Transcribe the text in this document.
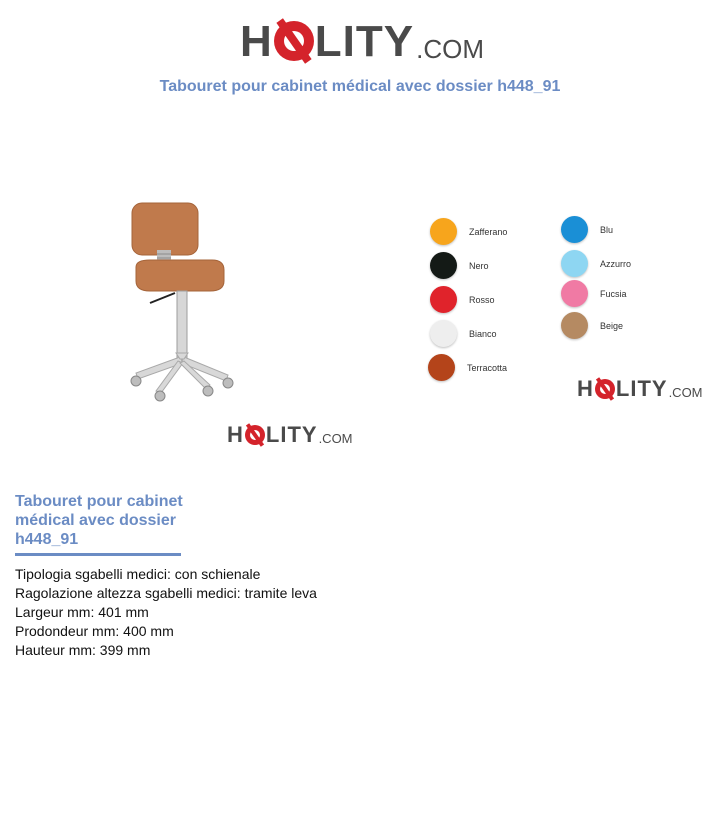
H LITY .COM
Tabouret pour cabinet médical avec dossier h448_91
H LITY .COM
Zafferano
Nero
Rosso
Bianco
Terracotta
Blu
Azzurro
Fucsia
Beige
H LITY .COM
Tabouret pour cabinet médical avec dossier h448_91
Tipologia sgabelli medici: con schienale
Ragolazione altezza sgabelli medici: tramite leva
Largeur mm: 401 mm
Prodondeur mm: 400 mm
Hauteur mm: 399 mm
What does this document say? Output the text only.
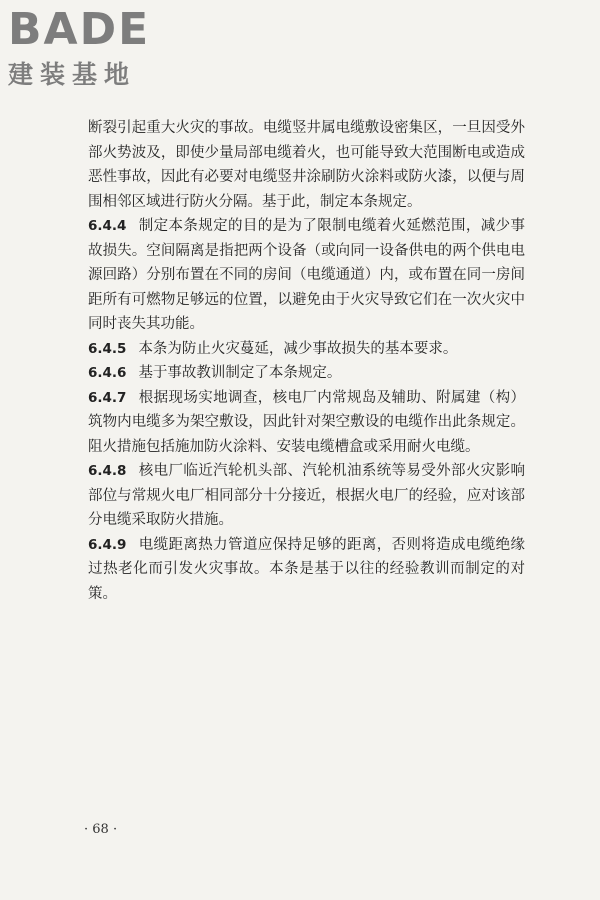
BADE
建装基地

断裂引起重大火灾的事故。电缆竖井属电缆敷设密集区，一旦因受外部火势波及，即使少量局部电缆着火，也可能导致大范围断电或造成恶性事故，因此有必要对电缆竖井涂刷防火涂料或防火漆，以便与周围相邻区域进行防火分隔。基于此，制定本条规定。

6.4.4 制定本条规定的目的是为了限制电缆着火延燃范围，减少事故损失。空间隔离是指把两个设备（或向同一设备供电的两个供电电源回路）分别布置在不同的房间（电缆通道）内，或布置在同一房间距所有可燃物足够远的位置，以避免由于火灾导致它们在一次火灾中同时丧失其功能。

6.4.5 本条为防止火灾蔓延，减少事故损失的基本要求。

6.4.6 基于事故教训制定了本条规定。

6.4.7 根据现场实地调查，核电厂内常规岛及辅助、附属建（构）筑物内电缆多为架空敷设，因此针对架空敷设的电缆作出此条规定。阻火措施包括施加防火涂料、安装电缆槽盒或采用耐火电缆。

6.4.8 核电厂临近汽轮机头部、汽轮机油系统等易受外部火灾影响部位与常规火电厂相同部分十分接近，根据火电厂的经验，应对该部分电缆采取防火措施。

6.4.9 电缆距离热力管道应保持足够的距离，否则将造成电缆绝缘过热老化而引发火灾事故。本条是基于以往的经验教训而制定的对策。

· 68 ·
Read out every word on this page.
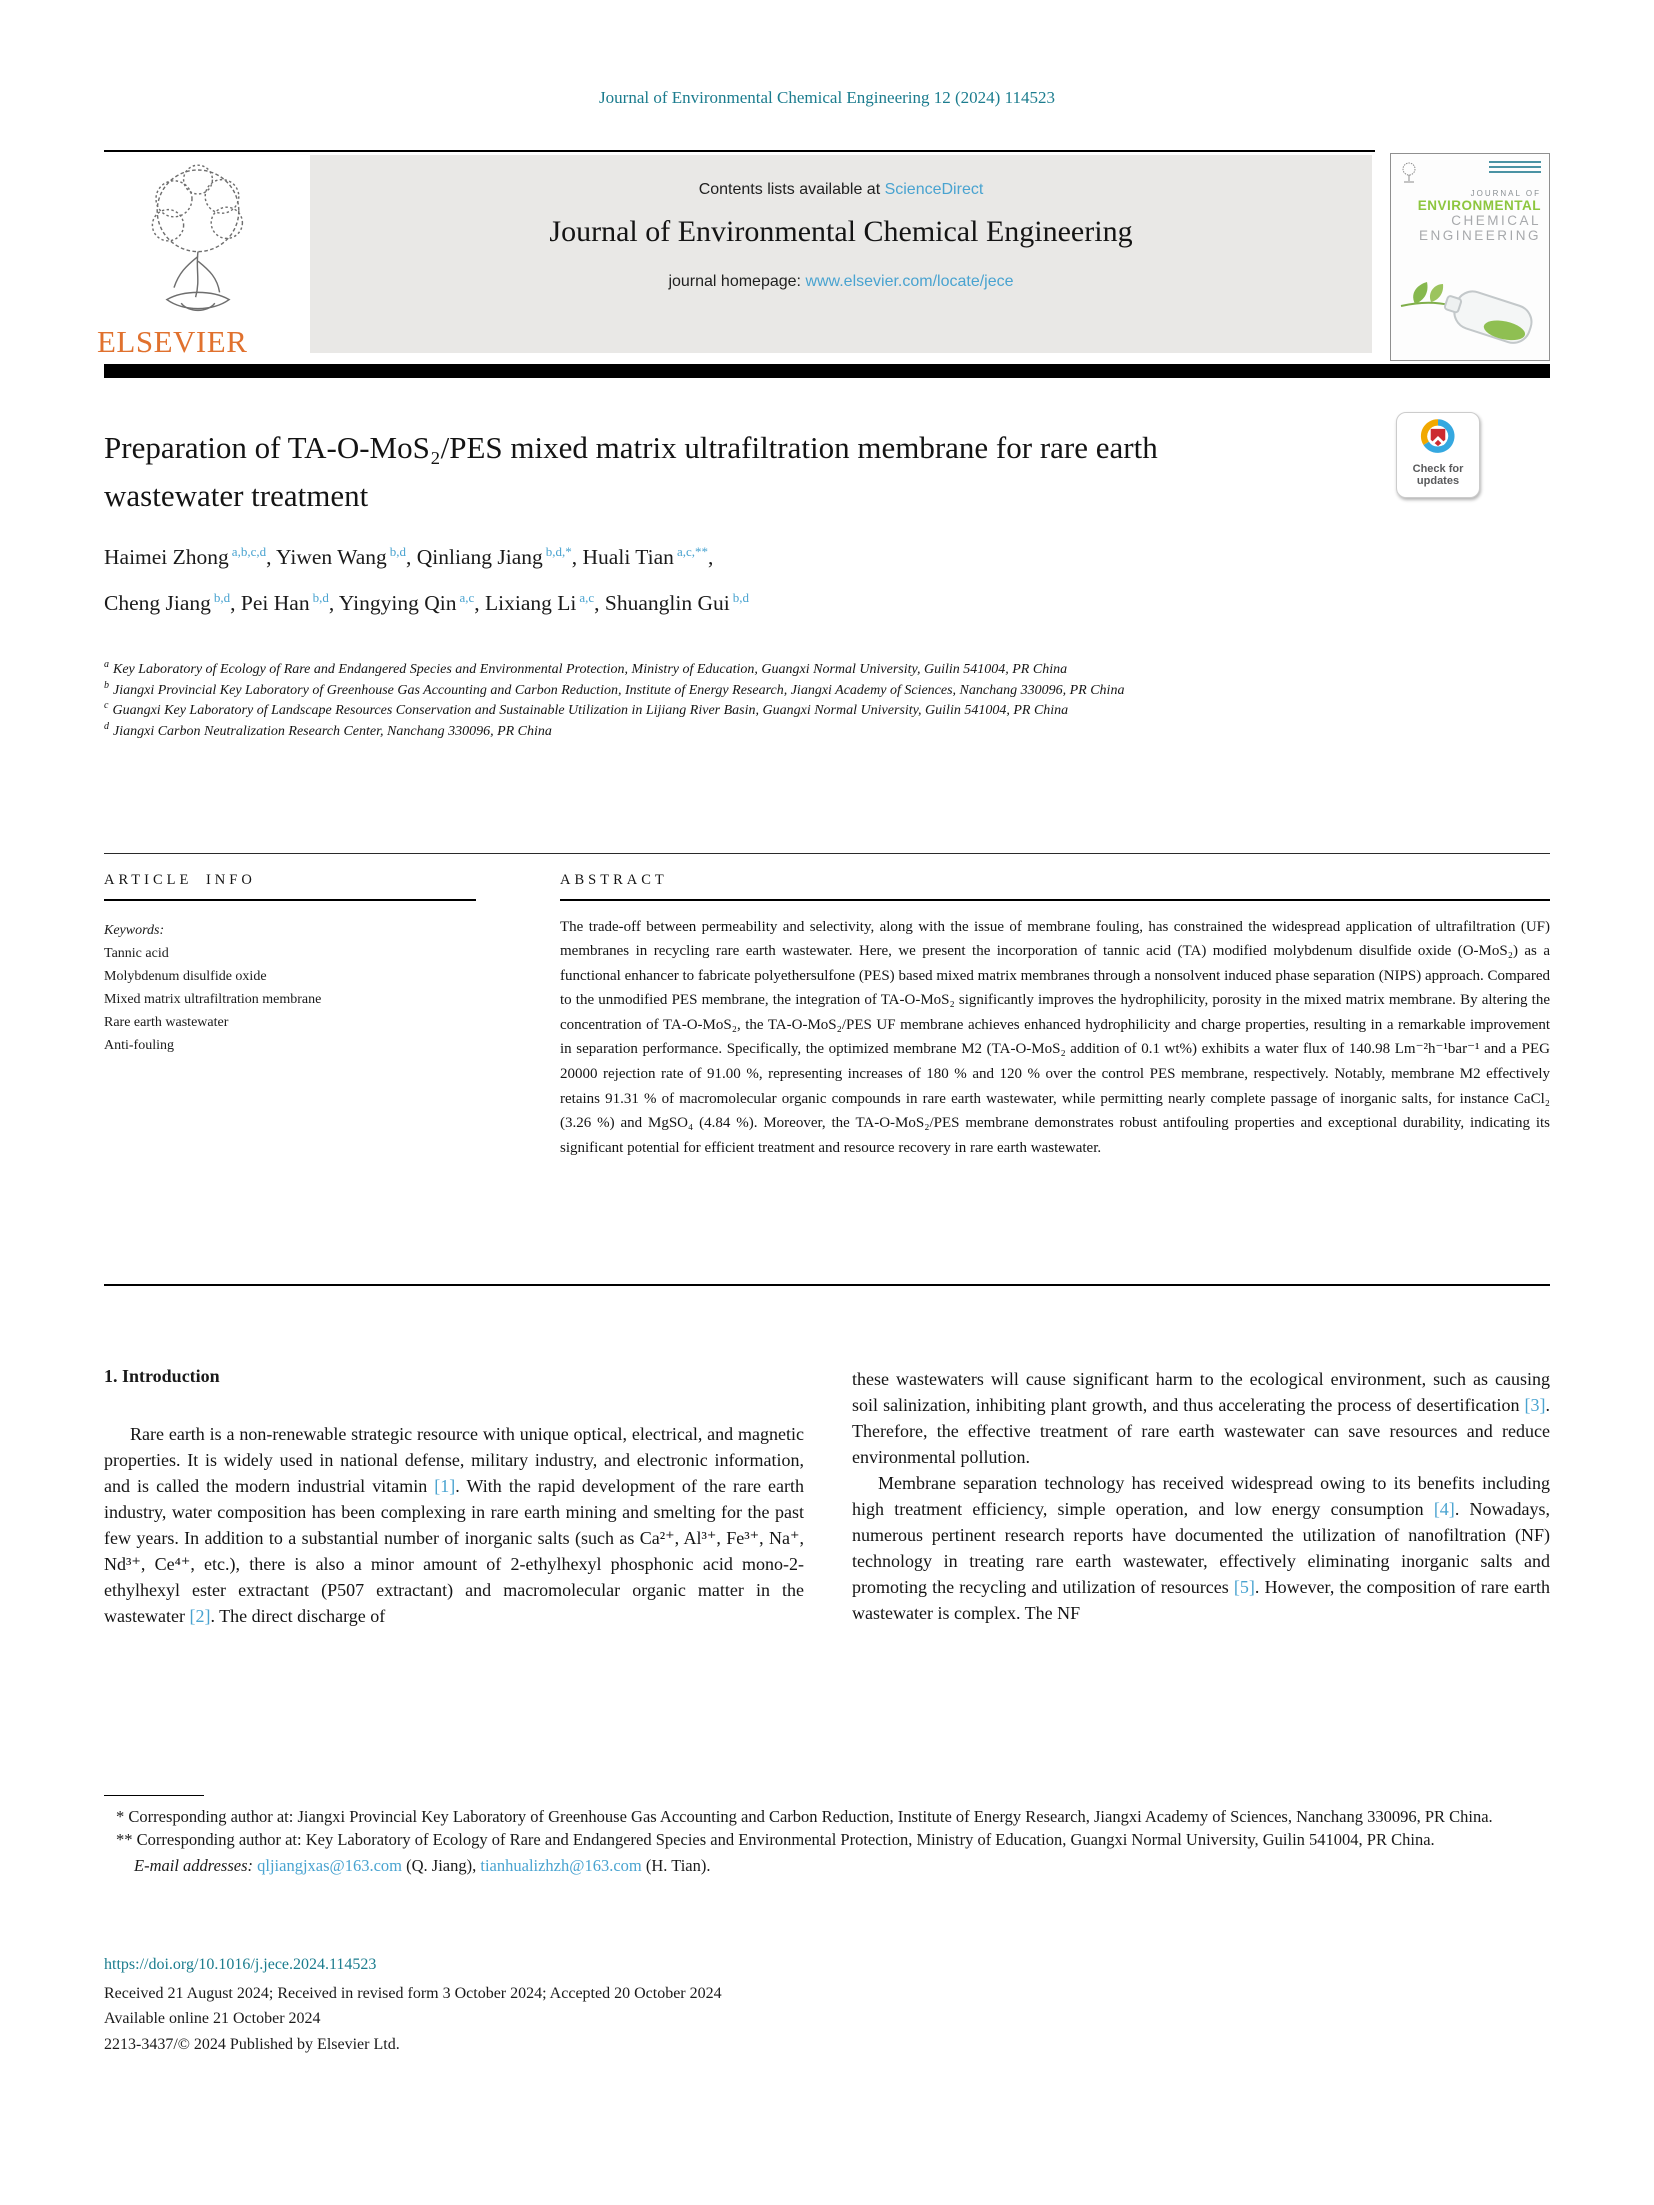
Journal of Environmental Chemical Engineering 12 (2024) 114523
ELSEVIER
Contents lists available at ScienceDirect
Journal of Environmental Chemical Engineering
journal homepage: www.elsevier.com/locate/jece
JOURNAL OF
ENVIRONMENTAL
CHEMICAL
ENGINEERING
Preparation of TA-O-MoS₂/PES mixed matrix ultrafiltration membrane for rare earth wastewater treatment
Check for
updates
Haimei Zhong $^{a,b,c,d}$, Yiwen Wang $^{b,d}$, Qinliang Jiang $^{b,d,*}$, Huali Tian $^{a,c,**}$,
Cheng Jiang $^{b,d}$, Pei Han $^{b,d}$, Yingying Qin $^{a,c}$, Lixiang Li $^{a,c}$, Shuanglin Gui $^{b,d}$
$^a$ Key Laboratory of Ecology of Rare and Endangered Species and Environmental Protection, Ministry of Education, Guangxi Normal University, Guilin 541004, PR China
$^b$ Jiangxi Provincial Key Laboratory of Greenhouse Gas Accounting and Carbon Reduction, Institute of Energy Research, Jiangxi Academy of Sciences, Nanchang 330096, PR China
$^c$ Guangxi Key Laboratory of Landscape Resources Conservation and Sustainable Utilization in Lijiang River Basin, Guangxi Normal University, Guilin 541004, PR China
$^d$ Jiangxi Carbon Neutralization Research Center, Nanchang 330096, PR China
ARTICLE INFO
Keywords:
Tannic acid
Molybdenum disulfide oxide
Mixed matrix ultrafiltration membrane
Rare earth wastewater
Anti-fouling
ABSTRACT
The trade-off between permeability and selectivity, along with the issue of membrane fouling, has constrained the widespread application of ultrafiltration (UF) membranes in recycling rare earth wastewater. Here, we present the incorporation of tannic acid (TA) modified molybdenum disulfide oxide (O-MoS₂) as a functional enhancer to fabricate polyethersulfone (PES) based mixed matrix membranes through a nonsolvent induced phase separation (NIPS) approach. Compared to the unmodified PES membrane, the integration of TA-O-MoS₂ significantly improves the hydrophilicity, porosity in the mixed matrix membrane. By altering the concentration of TA-O-MoS₂, the TA-O-MoS₂/PES UF membrane achieves enhanced hydrophilicity and charge properties, resulting in a remarkable improvement in separation performance. Specifically, the optimized membrane M2 (TA-O-MoS₂ addition of 0.1 wt%) exhibits a water flux of 140.98 Lm⁻²h⁻¹bar⁻¹ and a PEG 20000 rejection rate of 91.00 %, representing increases of 180 % and 120 % over the control PES membrane, respectively. Notably, membrane M2 effectively retains 91.31 % of macromolecular organic compounds in rare earth wastewater, while permitting nearly complete passage of inorganic salts, for instance CaCl₂ (3.26 %) and MgSO₄ (4.84 %). Moreover, the TA-O-MoS₂/PES membrane demonstrates robust antifouling properties and exceptional durability, indicating its significant potential for efficient treatment and resource recovery in rare earth wastewater.
1. Introduction

Rare earth is a non-renewable strategic resource with unique optical, electrical, and magnetic properties. It is widely used in national defense, military industry, and electronic information, and is called the modern industrial vitamin [1]. With the rapid development of the rare earth industry, water composition has been complexing in rare earth mining and smelting for the past few years. In addition to a substantial number of inorganic salts (such as Ca²⁺, Al³⁺, Fe³⁺, Na⁺, Nd³⁺, Ce⁴⁺, etc.), there is also a minor amount of 2-ethylhexyl phosphonic acid mono-2-ethylhexyl ester extractant (P507 extractant) and macromolecular organic matter in the wastewater [2]. The direct discharge of

these wastewaters will cause significant harm to the ecological environment, such as causing soil salinization, inhibiting plant growth, and thus accelerating the process of desertification [3]. Therefore, the effective treatment of rare earth wastewater can save resources and reduce environmental pollution.

Membrane separation technology has received widespread owing to its benefits including high treatment efficiency, simple operation, and low energy consumption [4]. Nowadays, numerous pertinent research reports have documented the utilization of nanofiltration (NF) technology in treating rare earth wastewater, effectively eliminating inorganic salts and promoting the recycling and utilization of resources [5]. However, the composition of rare earth wastewater is complex. The NF

* Corresponding author at: Jiangxi Provincial Key Laboratory of Greenhouse Gas Accounting and Carbon Reduction, Institute of Energy Research, Jiangxi Academy of Sciences, Nanchang 330096, PR China.

** Corresponding author at: Key Laboratory of Ecology of Rare and Endangered Species and Environmental Protection, Ministry of Education, Guangxi Normal University, Guilin 541004, PR China.

E-mail addresses: qljiangjxas@163.com (Q. Jiang), tianhualizhzh@163.com (H. Tian).

https://doi.org/10.1016/j.jece.2024.114523

Received 21 August 2024; Received in revised form 3 October 2024; Accepted 20 October 2024

Available online 21 October 2024

2213-3437/© 2024 Published by Elsevier Ltd.
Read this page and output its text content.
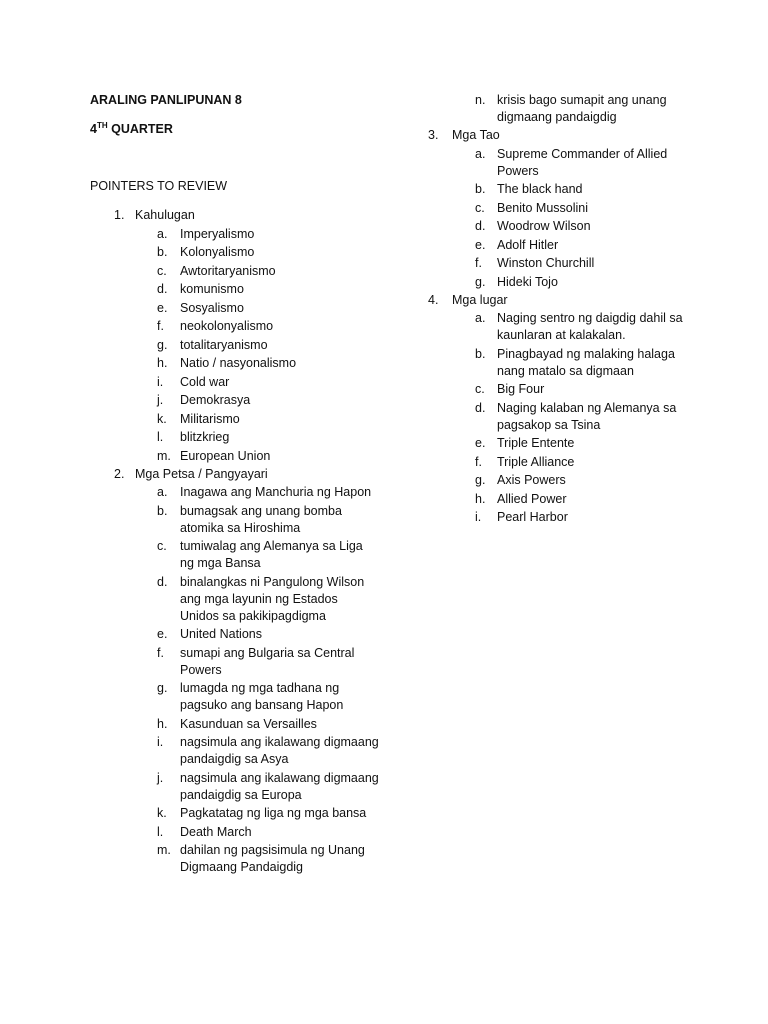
ARALING PANLIPUNAN 8
4TH QUARTER
POINTERS TO REVIEW
1. Kahulugan
a. Imperyalismo
b. Kolonyalismo
c. Awtoritaryanismo
d. komunismo
e. Sosyalismo
f. neokolonyalismo
g. totalitaryanismo
h. Natio / nasyonalismo
i. Cold war
j. Demokrasya
k. Militarismo
l. blitzkrieg
m. European Union
2. Mga Petsa / Pangyayari
a. Inagawa ang Manchuria ng Hapon
b. bumagsak ang unang bomba atomika sa Hiroshima
c. tumiwalag ang Alemanya sa Liga ng mga Bansa
d. binalangkas ni Pangulong Wilson ang mga layunin ng Estados Unidos sa pakikipagdigma
e. United Nations
f. sumapi ang Bulgaria sa Central Powers
g. lumagda ng mga tadhana ng pagsuko ang bansang Hapon
h. Kasunduan sa Versailles
i. nagsimula ang ikalawang digmaang pandaigdig sa Asya
j. nagsimula ang ikalawang digmaang pandaigdig sa Europa
k. Pagkatatag ng liga ng mga bansa
l. Death March
m. dahilan ng pagsisimula ng Unang Digmaang Pandaigdig
n. krisis bago sumapit ang unang digmaang pandaigdig
3. Mga Tao
a. Supreme Commander of Allied Powers
b. The black hand
c. Benito Mussolini
d. Woodrow Wilson
e. Adolf Hitler
f. Winston Churchill
g. Hideki Tojo
4. Mga lugar
a. Naging sentro ng daigdig dahil sa kaunlaran at kalakalan.
b. Pinagbayad ng malaking halaga nang matalo sa digmaan
c. Big Four
d. Naging kalaban ng Alemanya sa pagsakop sa Tsina
e. Triple Entente
f. Triple Alliance
g. Axis Powers
h. Allied Power
i. Pearl Harbor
------------------------------------------------------------
EXERCISE DIRECTIONS: Read through the entries and copy every line that includes "Academy".

TASK OUTPUT:
$^b$ Jiangxi Provincial Key Laboratory of Greenhouse Gas Accounting and Carbon Reduction, Institute of Energy Research, Jiangxi Academy of Sciences, Nanchang 330096, PR China
* Corresponding author at: Jiangxi Provincial Key Laboratory of Greenhouse Gas Accounting and Carbon Reduction, Institute of Energy Research, Jiangxi Academy of Sciences, Nanchang 330096, PR China.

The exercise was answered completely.